** start of MATERIAL FOR THIS EXERCISE **
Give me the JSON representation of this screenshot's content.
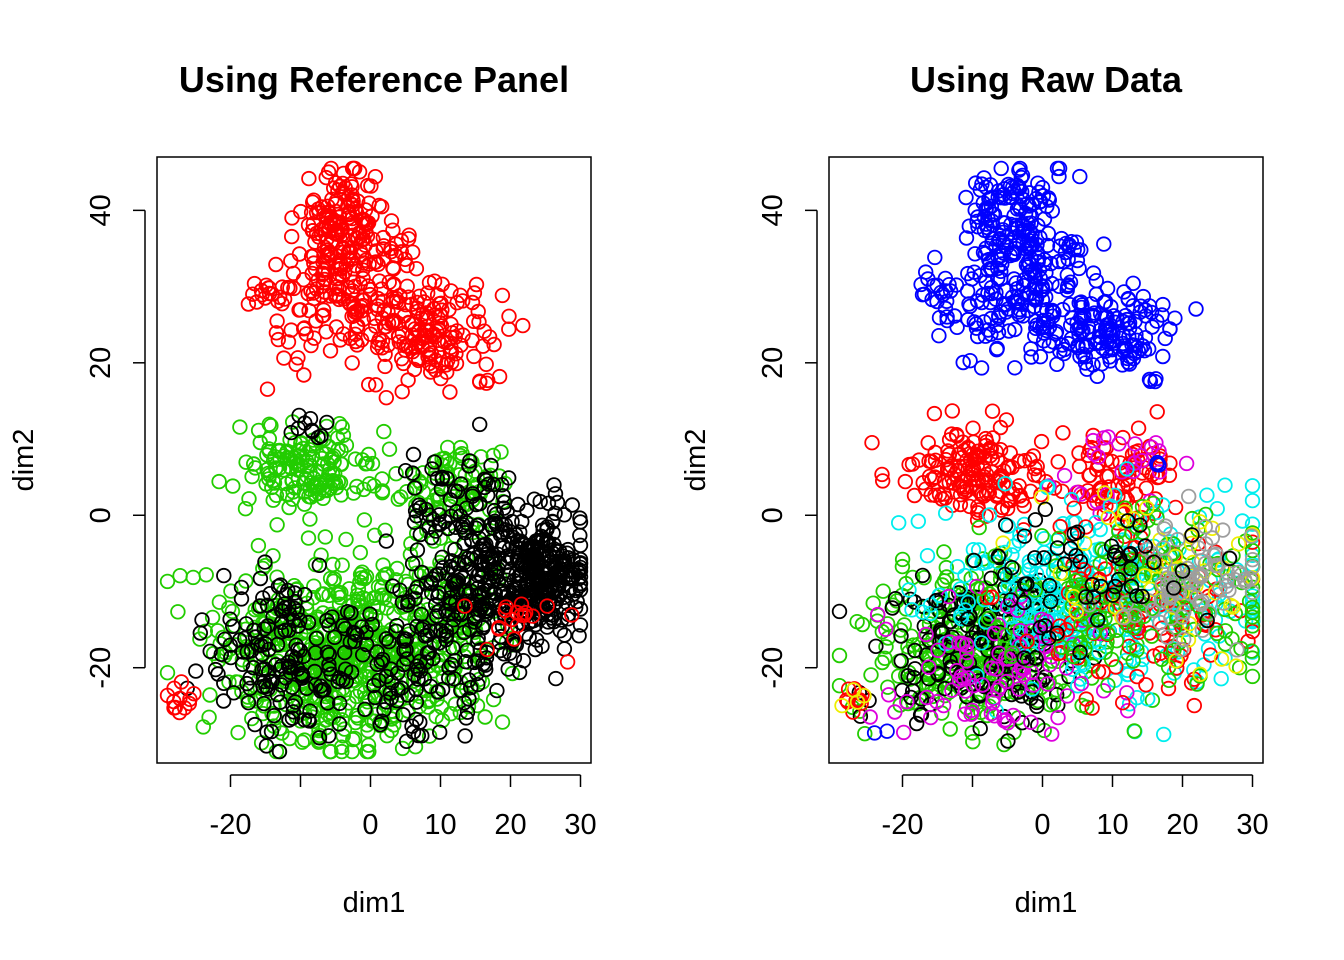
{
  "chart_data": [
    {
      "type": "scatter",
      "title": "Using Reference Panel",
      "xlabel": "dim1",
      "ylabel": "dim2",
      "xlim": [
        -30.5,
        31.5
      ],
      "ylim": [
        -32.5,
        47
      ],
      "x_ticks": [
        -20,
        -10,
        0,
        10,
        20,
        30
      ],
      "x_tick_labels": [
        "-20",
        "",
        "0",
        "10",
        "20",
        "30"
      ],
      "y_ticks": [
        -20,
        0,
        20,
        40
      ],
      "y_tick_labels": [
        "-20",
        "0",
        "20",
        "40"
      ],
      "marker": "open-circle",
      "grid": false,
      "legend": "none",
      "colors": {
        "red": "#FF0000",
        "green": "#22CC00",
        "black": "#000000"
      },
      "clusters": [
        {
          "color": "red",
          "cx": -4,
          "cy": 38,
          "sx": 3,
          "sy": 4,
          "n": 150
        },
        {
          "color": "red",
          "cx": -3,
          "cy": 28,
          "sx": 6,
          "sy": 4,
          "n": 160
        },
        {
          "color": "red",
          "cx": 9,
          "cy": 24,
          "sx": 5,
          "sy": 3,
          "n": 130
        },
        {
          "color": "red",
          "cx": 4,
          "cy": 35,
          "sx": 1,
          "sy": 1,
          "n": 12
        },
        {
          "color": "red",
          "cx": -15,
          "cy": 29,
          "sx": 1.5,
          "sy": 0.8,
          "n": 12
        },
        {
          "color": "red",
          "cx": 16,
          "cy": 17.6,
          "sx": 0.6,
          "sy": 0.3,
          "n": 4
        },
        {
          "color": "green",
          "cx": -9,
          "cy": 6,
          "sx": 5,
          "sy": 3,
          "n": 160
        },
        {
          "color": "green",
          "cx": 12,
          "cy": 4,
          "sx": 4,
          "sy": 3,
          "n": 90
        },
        {
          "color": "green",
          "cx": -3,
          "cy": -18,
          "sx": 9,
          "sy": 6,
          "n": 650
        },
        {
          "color": "green",
          "cx": 14,
          "cy": -12,
          "sx": 4,
          "sy": 5,
          "n": 80
        },
        {
          "color": "black",
          "cx": 18,
          "cy": -8,
          "sx": 6,
          "sy": 5,
          "n": 330
        },
        {
          "color": "black",
          "cx": 25,
          "cy": -8,
          "sx": 2.5,
          "sy": 3,
          "n": 160
        },
        {
          "color": "black",
          "cx": -12,
          "cy": -18,
          "sx": 6,
          "sy": 5,
          "n": 160
        },
        {
          "color": "black",
          "cx": 8,
          "cy": -20,
          "sx": 6,
          "sy": 5,
          "n": 120
        },
        {
          "color": "black",
          "cx": -9,
          "cy": 11,
          "sx": 1.5,
          "sy": 1.5,
          "n": 10
        },
        {
          "color": "black",
          "cx": 12,
          "cy": 3,
          "sx": 4,
          "sy": 3,
          "n": 40
        },
        {
          "color": "red",
          "cx": -27,
          "cy": -24,
          "sx": 1,
          "sy": 1,
          "n": 12
        },
        {
          "color": "red",
          "cx": 22,
          "cy": -14,
          "sx": 4,
          "sy": 2,
          "n": 18
        }
      ]
    },
    {
      "type": "scatter",
      "title": "Using Raw Data",
      "xlabel": "dim1",
      "ylabel": "dim2",
      "xlim": [
        -30.5,
        31.5
      ],
      "ylim": [
        -32.5,
        47
      ],
      "x_ticks": [
        -20,
        -10,
        0,
        10,
        20,
        30
      ],
      "x_tick_labels": [
        "-20",
        "",
        "0",
        "10",
        "20",
        "30"
      ],
      "y_ticks": [
        -20,
        0,
        20,
        40
      ],
      "y_tick_labels": [
        "-20",
        "0",
        "20",
        "40"
      ],
      "marker": "open-circle",
      "grid": false,
      "legend": "none",
      "colors": {
        "blue": "#0000FF",
        "red": "#FF0000",
        "green": "#22CC00",
        "black": "#000000",
        "cyan": "#00EEEE",
        "magenta": "#DD00DD",
        "yellow": "#EEEE00",
        "gray": "#9E9E9E"
      },
      "clusters": [
        {
          "color": "blue",
          "cx": -4,
          "cy": 38,
          "sx": 3,
          "sy": 4,
          "n": 150
        },
        {
          "color": "blue",
          "cx": -3,
          "cy": 28,
          "sx": 6,
          "sy": 4,
          "n": 160
        },
        {
          "color": "blue",
          "cx": 9,
          "cy": 24,
          "sx": 5,
          "sy": 3,
          "n": 130
        },
        {
          "color": "blue",
          "cx": 4,
          "cy": 35,
          "sx": 1,
          "sy": 1,
          "n": 12
        },
        {
          "color": "blue",
          "cx": -15,
          "cy": 29,
          "sx": 1.5,
          "sy": 0.8,
          "n": 12
        },
        {
          "color": "blue",
          "cx": 16,
          "cy": 17.6,
          "sx": 0.6,
          "sy": 0.3,
          "n": 4
        },
        {
          "color": "red",
          "cx": -9,
          "cy": 6,
          "sx": 5,
          "sy": 3,
          "n": 170
        },
        {
          "color": "red",
          "cx": 12,
          "cy": 5,
          "sx": 4,
          "sy": 3,
          "n": 80
        },
        {
          "color": "magenta",
          "cx": 11,
          "cy": 6,
          "sx": 4,
          "sy": 3,
          "n": 25
        },
        {
          "color": "green",
          "cx": -8,
          "cy": -17,
          "sx": 8,
          "sy": 5,
          "n": 380
        },
        {
          "color": "black",
          "cx": -8,
          "cy": -18,
          "sx": 7,
          "sy": 5,
          "n": 160
        },
        {
          "color": "cyan",
          "cx": 8,
          "cy": -10,
          "sx": 11,
          "sy": 6,
          "n": 330
        },
        {
          "color": "magenta",
          "cx": -6,
          "cy": -20,
          "sx": 8,
          "sy": 5,
          "n": 90
        },
        {
          "color": "red",
          "cx": 15,
          "cy": -12,
          "sx": 8,
          "sy": 6,
          "n": 110
        },
        {
          "color": "green",
          "cx": 15,
          "cy": -10,
          "sx": 9,
          "sy": 6,
          "n": 160
        },
        {
          "color": "yellow",
          "cx": 18,
          "cy": -8,
          "sx": 7,
          "sy": 6,
          "n": 45
        },
        {
          "color": "gray",
          "cx": 22,
          "cy": -9,
          "sx": 5,
          "sy": 4,
          "n": 80
        },
        {
          "color": "black",
          "cx": 4,
          "cy": -8,
          "sx": 8,
          "sy": 5,
          "n": 60
        },
        {
          "color": "red",
          "cx": -27,
          "cy": -24,
          "sx": 1,
          "sy": 1,
          "n": 10
        },
        {
          "color": "yellow",
          "cx": -27,
          "cy": -25,
          "sx": 1,
          "sy": 1,
          "n": 4
        },
        {
          "color": "blue",
          "cx": -24,
          "cy": -28,
          "sx": 1,
          "sy": 0.5,
          "n": 2
        },
        {
          "color": "blue",
          "cx": 17,
          "cy": 6.5,
          "sx": 0.5,
          "sy": 0.4,
          "n": 3
        }
      ]
    }
  ]
}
** end of MATERIAL FOR THIS EXERCISE **
• REQUIREMENT: Copy each line exactly, and leave the pictures out of your copy.

• FULL OUTPUT:
Give me the JSON representation of this screenshot's content.
{
  "chart_data": [
    {
      "type": "scatter",
      "title": "Using Reference Panel",
      "xlabel": "dim1",
      "ylabel": "dim2",
      "xlim": [
        -30.5,
        31.5
      ],
      "ylim": [
        -32.5,
        47
      ],
      "x_ticks": [
        -20,
        -10,
        0,
        10,
        20,
        30
      ],
      "x_tick_labels": [
        "-20",
        "",
        "0",
        "10",
        "20",
        "30"
      ],
      "y_ticks": [
        -20,
        0,
        20,
        40
      ],
      "y_tick_labels": [
        "-20",
        "0",
        "20",
        "40"
      ],
      "marker": "open-circle",
      "grid": false,
      "legend": "none",
      "colors": {
        "red": "#FF0000",
        "green": "#22CC00",
        "black": "#000000"
      },
      "clusters": [
        {
          "color": "red",
          "cx": -4,
          "cy": 38,
          "sx": 3,
          "sy": 4,
          "n": 150
        },
        {
          "color": "red",
          "cx": -3,
          "cy": 28,
          "sx": 6,
          "sy": 4,
          "n": 160
        },
        {
          "color": "red",
          "cx": 9,
          "cy": 24,
          "sx": 5,
          "sy": 3,
          "n": 130
        },
        {
          "color": "red",
          "cx": 4,
          "cy": 35,
          "sx": 1,
          "sy": 1,
          "n": 12
        },
        {
          "color": "red",
          "cx": -15,
          "cy": 29,
          "sx": 1.5,
          "sy": 0.8,
          "n": 12
        },
        {
          "color": "red",
          "cx": 16,
          "cy": 17.6,
          "sx": 0.6,
          "sy": 0.3,
          "n": 4
        },
        {
          "color": "green",
          "cx": -9,
          "cy": 6,
          "sx": 5,
          "sy": 3,
          "n": 160
        },
        {
          "color": "green",
          "cx": 12,
          "cy": 4,
          "sx": 4,
          "sy": 3,
          "n": 90
        },
        {
          "color": "green",
          "cx": -3,
          "cy": -18,
          "sx": 9,
          "sy": 6,
          "n": 650
        },
        {
          "color": "green",
          "cx": 14,
          "cy": -12,
          "sx": 4,
          "sy": 5,
          "n": 80
        },
        {
          "color": "black",
          "cx": 18,
          "cy": -8,
          "sx": 6,
          "sy": 5,
          "n": 330
        },
        {
          "color": "black",
          "cx": 25,
          "cy": -8,
          "sx": 2.5,
          "sy": 3,
          "n": 160
        },
        {
          "color": "black",
          "cx": -12,
          "cy": -18,
          "sx": 6,
          "sy": 5,
          "n": 160
        },
        {
          "color": "black",
          "cx": 8,
          "cy": -20,
          "sx": 6,
          "sy": 5,
          "n": 120
        },
        {
          "color": "black",
          "cx": -9,
          "cy": 11,
          "sx": 1.5,
          "sy": 1.5,
          "n": 10
        },
        {
          "color": "black",
          "cx": 12,
          "cy": 3,
          "sx": 4,
          "sy": 3,
          "n": 40
        },
        {
          "color": "red",
          "cx": -27,
          "cy": -24,
          "sx": 1,
          "sy": 1,
          "n": 12
        },
        {
          "color": "red",
          "cx": 22,
          "cy": -14,
          "sx": 4,
          "sy": 2,
          "n": 18
        }
      ]
    },
    {
      "type": "scatter",
      "title": "Using Raw Data",
      "xlabel": "dim1",
      "ylabel": "dim2",
      "xlim": [
        -30.5,
        31.5
      ],
      "ylim": [
        -32.5,
        47
      ],
      "x_ticks": [
        -20,
        -10,
        0,
        10,
        20,
        30
      ],
      "x_tick_labels": [
        "-20",
        "",
        "0",
        "10",
        "20",
        "30"
      ],
      "y_ticks": [
        -20,
        0,
        20,
        40
      ],
      "y_tick_labels": [
        "-20",
        "0",
        "20",
        "40"
      ],
      "marker": "open-circle",
      "grid": false,
      "legend": "none",
      "colors": {
        "blue": "#0000FF",
        "red": "#FF0000",
        "green": "#22CC00",
        "black": "#000000",
        "cyan": "#00EEEE",
        "magenta": "#DD00DD",
        "yellow": "#EEEE00",
        "gray": "#9E9E9E"
      },
      "clusters": [
        {
          "color": "blue",
          "cx": -4,
          "cy": 38,
          "sx": 3,
          "sy": 4,
          "n": 150
        },
        {
          "color": "blue",
          "cx": -3,
          "cy": 28,
          "sx": 6,
          "sy": 4,
          "n": 160
        },
        {
          "color": "blue",
          "cx": 9,
          "cy": 24,
          "sx": 5,
          "sy": 3,
          "n": 130
        },
        {
          "color": "blue",
          "cx": 4,
          "cy": 35,
          "sx": 1,
          "sy": 1,
          "n": 12
        },
        {
          "color": "blue",
          "cx": -15,
          "cy": 29,
          "sx": 1.5,
          "sy": 0.8,
          "n": 12
        },
        {
          "color": "blue",
          "cx": 16,
          "cy": 17.6,
          "sx": 0.6,
          "sy": 0.3,
          "n": 4
        },
        {
          "color": "red",
          "cx": -9,
          "cy": 6,
          "sx": 5,
          "sy": 3,
          "n": 170
        },
        {
          "color": "red",
          "cx": 12,
          "cy": 5,
          "sx": 4,
          "sy": 3,
          "n": 80
        },
        {
          "color": "magenta",
          "cx": 11,
          "cy": 6,
          "sx": 4,
          "sy": 3,
          "n": 25
        },
        {
          "color": "green",
          "cx": -8,
          "cy": -17,
          "sx": 8,
          "sy": 5,
          "n": 380
        },
        {
          "color": "black",
          "cx": -8,
          "cy": -18,
          "sx": 7,
          "sy": 5,
          "n": 160
        },
        {
          "color": "cyan",
          "cx": 8,
          "cy": -10,
          "sx": 11,
          "sy": 6,
          "n": 330
        },
        {
          "color": "magenta",
          "cx": -6,
          "cy": -20,
          "sx": 8,
          "sy": 5,
          "n": 90
        },
        {
          "color": "red",
          "cx": 15,
          "cy": -12,
          "sx": 8,
          "sy": 6,
          "n": 110
        },
        {
          "color": "green",
          "cx": 15,
          "cy": -10,
          "sx": 9,
          "sy": 6,
          "n": 160
        },
        {
          "color": "yellow",
          "cx": 18,
          "cy": -8,
          "sx": 7,
          "sy": 6,
          "n": 45
        },
        {
          "color": "gray",
          "cx": 22,
          "cy": -9,
          "sx": 5,
          "sy": 4,
          "n": 80
        },
        {
          "color": "black",
          "cx": 4,
          "cy": -8,
          "sx": 8,
          "sy": 5,
          "n": 60
        },
        {
          "color": "red",
          "cx": -27,
          "cy": -24,
          "sx": 1,
          "sy": 1,
          "n": 10
        },
        {
          "color": "yellow",
          "cx": -27,
          "cy": -25,
          "sx": 1,
          "sy": 1,
          "n": 4
        },
        {
          "color": "blue",
          "cx": -24,
          "cy": -28,
          "sx": 1,
          "sy": 0.5,
          "n": 2
        },
        {
          "color": "blue",
          "cx": 17,
          "cy": 6.5,
          "sx": 0.5,
          "sy": 0.4,
          "n": 3
        }
      ]
    }
  ]
}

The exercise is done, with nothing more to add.